Exercise requirements — Exactly and only the lines from the line holding "Type out the text in this image." to the end of the records should be reproduced. Leave pictures out.

Entries shown —
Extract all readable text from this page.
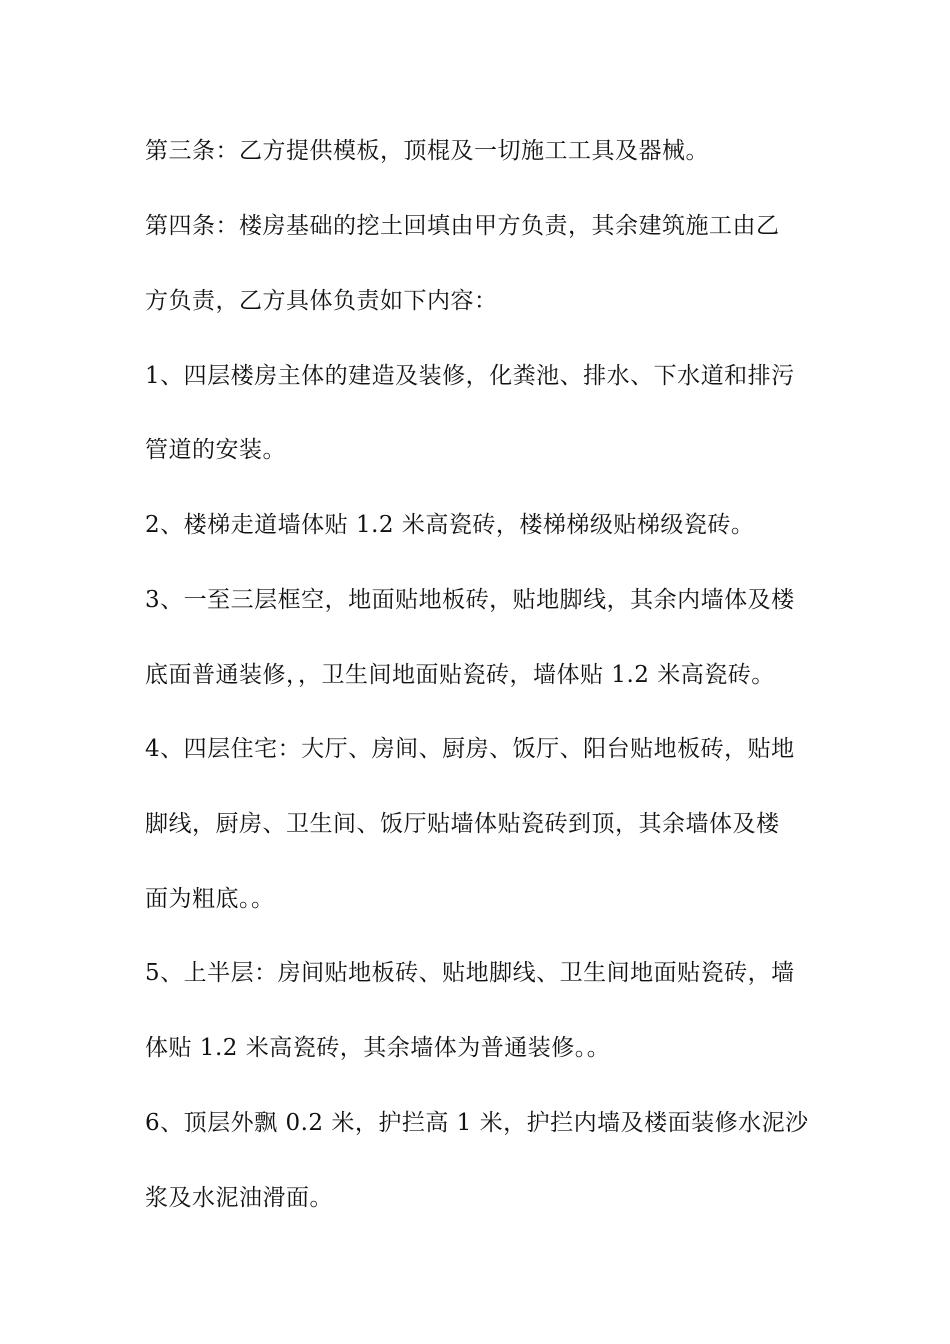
第三条：乙方提供模板，顶棍及一切施工工具及器械。
第四条：楼房基础的挖土回填由甲方负责，其余建筑施工由乙
方负责，乙方具体负责如下内容：
1、四层楼房主体的建造及装修，化粪池、排水、下水道和排污
管道的安装。
2、楼梯走道墙体贴 1.2 米高瓷砖，楼梯梯级贴梯级瓷砖。
3、一至三层框空，地面贴地板砖，贴地脚线，其余内墙体及楼
底面普通装修，，卫生间地面贴瓷砖，墙体贴 1.2 米高瓷砖。
4、四层住宅：大厅、房间、厨房、饭厅、阳台贴地板砖，贴地
脚线，厨房、卫生间、饭厅贴墙体贴瓷砖到顶，其余墙体及楼
面为粗底。。
5、上半层：房间贴地板砖、贴地脚线、卫生间地面贴瓷砖，墙
体贴 1.2 米高瓷砖，其余墙体为普通装修。。
6、顶层外飘 0.2 米，护拦高 1 米，护拦内墙及楼面装修水泥沙
浆及水泥油滑面。
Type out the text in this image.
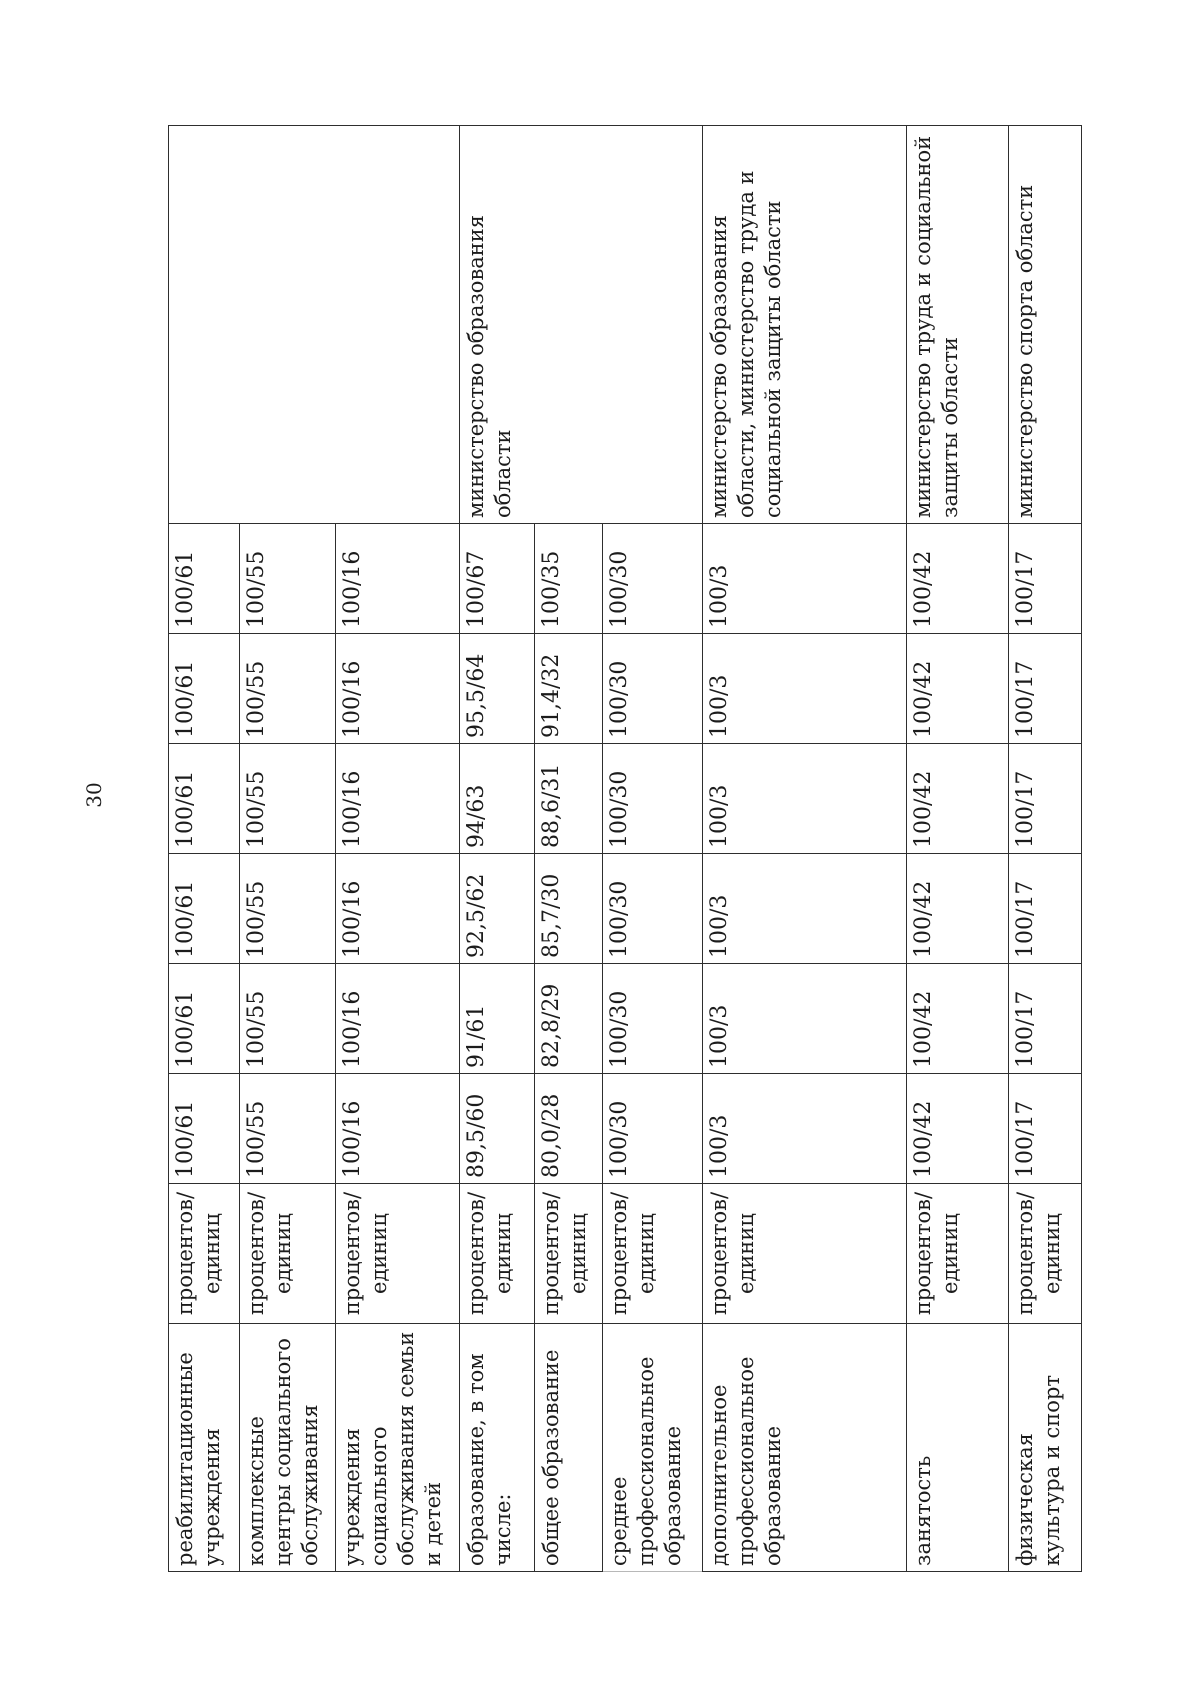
30
реабилитационные учреждения	процентов/ единиц	100/61	100/61	100/61	100/61	100/61	100/61	
комплексные центры социального обслуживания	процентов/ единиц	100/55	100/55	100/55	100/55	100/55	100/55	
учреждения социального обслуживания семьи и детей	процентов/ единиц	100/16	100/16	100/16	100/16	100/16	100/16	
образование, в том числе:	процентов/ единиц	89,5/60	91/61	92,5/62	94/63	95,5/64	100/67	министерство образования области
общее образование	процентов/ единиц	80,0/28	82,8/29	85,7/30	88,6/31	91,4/32	100/35	
среднее профессиональное образование	процентов/ единиц	100/30	100/30	100/30	100/30	100/30	100/30	
дополнительное профессиональное образование	процентов/ единиц	100/3	100/3	100/3	100/3	100/3	100/3	министерство образования области, министерство труда и социальной защиты области
занятость	процентов/ единиц	100/42	100/42	100/42	100/42	100/42	100/42	министерство труда и социальной защиты области
физическая культура и спорт	процентов/ единиц	100/17	100/17	100/17	100/17	100/17	100/17	министерство спорта области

Solution —
Type out the text in this image.
30
реабилитационные учреждения	процентов/ единиц	100/61	100/61	100/61	100/61	100/61	100/61	
комплексные центры социального обслуживания	процентов/ единиц	100/55	100/55	100/55	100/55	100/55	100/55	
учреждения социального обслуживания семьи и детей	процентов/ единиц	100/16	100/16	100/16	100/16	100/16	100/16	
образование, в том числе:	процентов/ единиц	89,5/60	91/61	92,5/62	94/63	95,5/64	100/67	министерство образования области
общее образование	процентов/ единиц	80,0/28	82,8/29	85,7/30	88,6/31	91,4/32	100/35	
среднее профессиональное образование	процентов/ единиц	100/30	100/30	100/30	100/30	100/30	100/30	
дополнительное профессиональное образование	процентов/ единиц	100/3	100/3	100/3	100/3	100/3	100/3	министерство образования области, министерство труда и социальной защиты области
занятость	процентов/ единиц	100/42	100/42	100/42	100/42	100/42	100/42	министерство труда и социальной защиты области
физическая культура и спорт	процентов/ единиц	100/17	100/17	100/17	100/17	100/17	100/17	министерство спорта области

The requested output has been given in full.